» Written tasks:
• A. Revise the passage on urban mobility by reproducing the portion between "1. Mobility is" and "pollution and noise.", inclusive, with "congestion" replaced by "gridlock".
• B. According to the passage on urban mobility, what three things seriously threaten the economic and social well-being of cities?
• C. Resume the passage on urban mobility, continuing from the point at which it stops.

» Source text:
==========

1. Mobility is an expression of freedom and an integral part of modern society. Mobility is part of our culture. Culture may be defined as the ideas, beliefs and customs that society shares.
2. However, increasing traffic - especially that resulting from over-dependence upon private cars - endangers the built and cultural heritage of the European city and limits both freedom of mobility and the quality of urban life:
The economic and social well-being of cities is seriously threatened by congestion, pollution and noise.
Major traffic routes cause neighbourhood severance, reducing the freedom of residents to move around our cities. Such routes also reduce our willingness to walk and cycle and encourage people to make more and more journeys by private car.
Freight is increasingly transported by heavy good vehicles within and between cities. Cities face many problems associated with the fast growth of heavy traffic.
Cities must confront the growing conflict between the demands of road traffic and the human right to health. Health is increasingly jeopardised by pollution and the risk of death and injury in road traffic accidents.

==========

» Source data:

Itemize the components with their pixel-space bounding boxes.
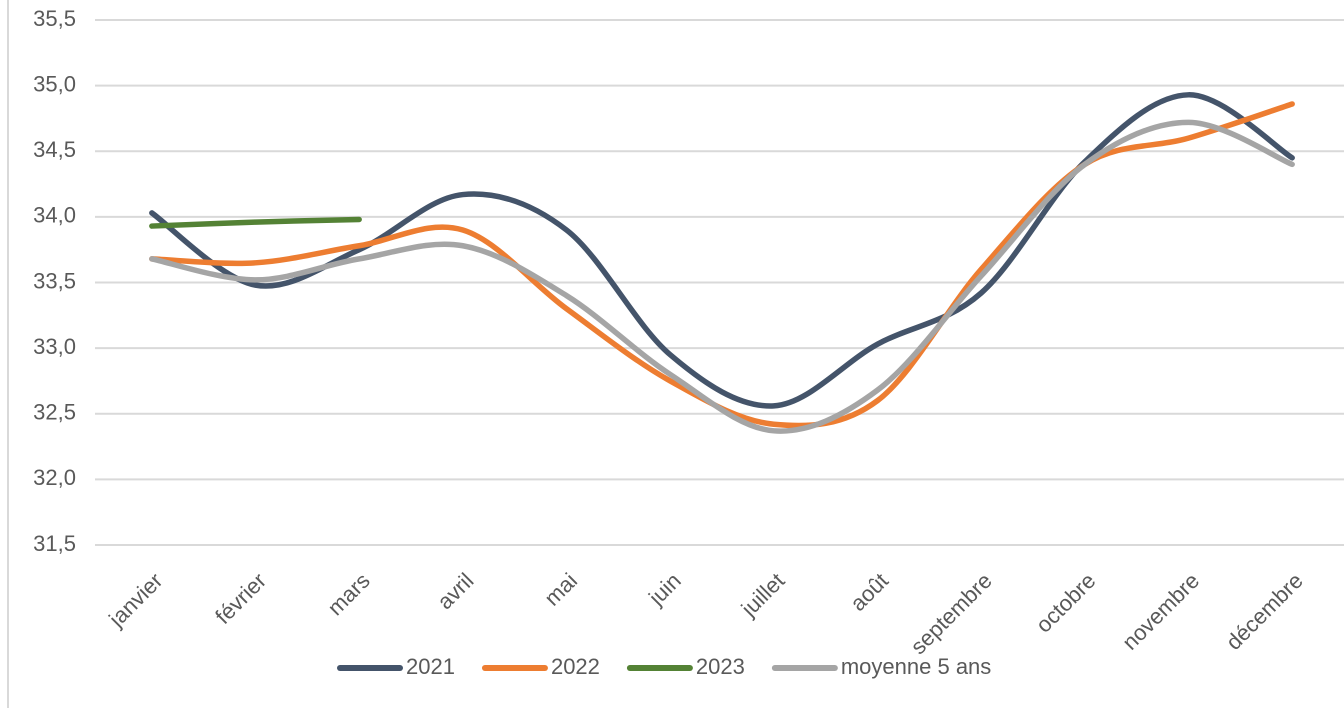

==========

» The answers:
• A.
1. Mobility is an expression of freedom and an integral part of modern society. Mobility is part of our culture. Culture may be defined as the ideas, beliefs and customs that society shares.
2. However, increasing traffic - especially that resulting from over-dependence upon private cars - endangers the built and cultural heritage of the European city and limits both freedom of mobility and the quality of urban life:
The economic and social well-being of cities is seriously threatened by gridlock, pollution and noise.

• B. Congestion, pollution and noise.

• C.
Access to many low density suburban areas is currently perceived to be cheaper and faster by car than by public transport, and the proportion of trips made by car in suburban areas is higher than in central cities
Transport is an increasingly important energy consumer and responsible for the production of CO2 and other greenhouse gases. The European Union has agreed to stabilise CO2 emission level to 1990 levels by 2000.
Furthermore, within the Framework Convention on Climate Change (FCCC), and particularly within the Ad Hoc Group on the Berlin mandate, discussions are being held in order to define the policies and measures to reduce and/or limit green house gases, in particular CO2 emissions beyond the year 2000.
Increased car- dependency associated with new patterns of urban development, the closure of local services, changing life styles and deteriorating public transport contributes to the social and economic exclusion of citizens who do not have the use of a car
3. It is important that we reach a consensus on the steps necessary to avert the predicted growth in road traffic. Without such a consensus, accessibility within our cities cannot be guaranteed, because congestion due to cars will continue to increase.
We must provide incentives which improve the attractiveness of environmentally friendly means of transport whilst restraining the use of cars and heavy good vehicles in cities, thus promoting a better quality of urban life.
Solutions to the problems we face are not only to be found in technical developments. Changes in the economics of transport, and ultimately social and cultural change, are also required.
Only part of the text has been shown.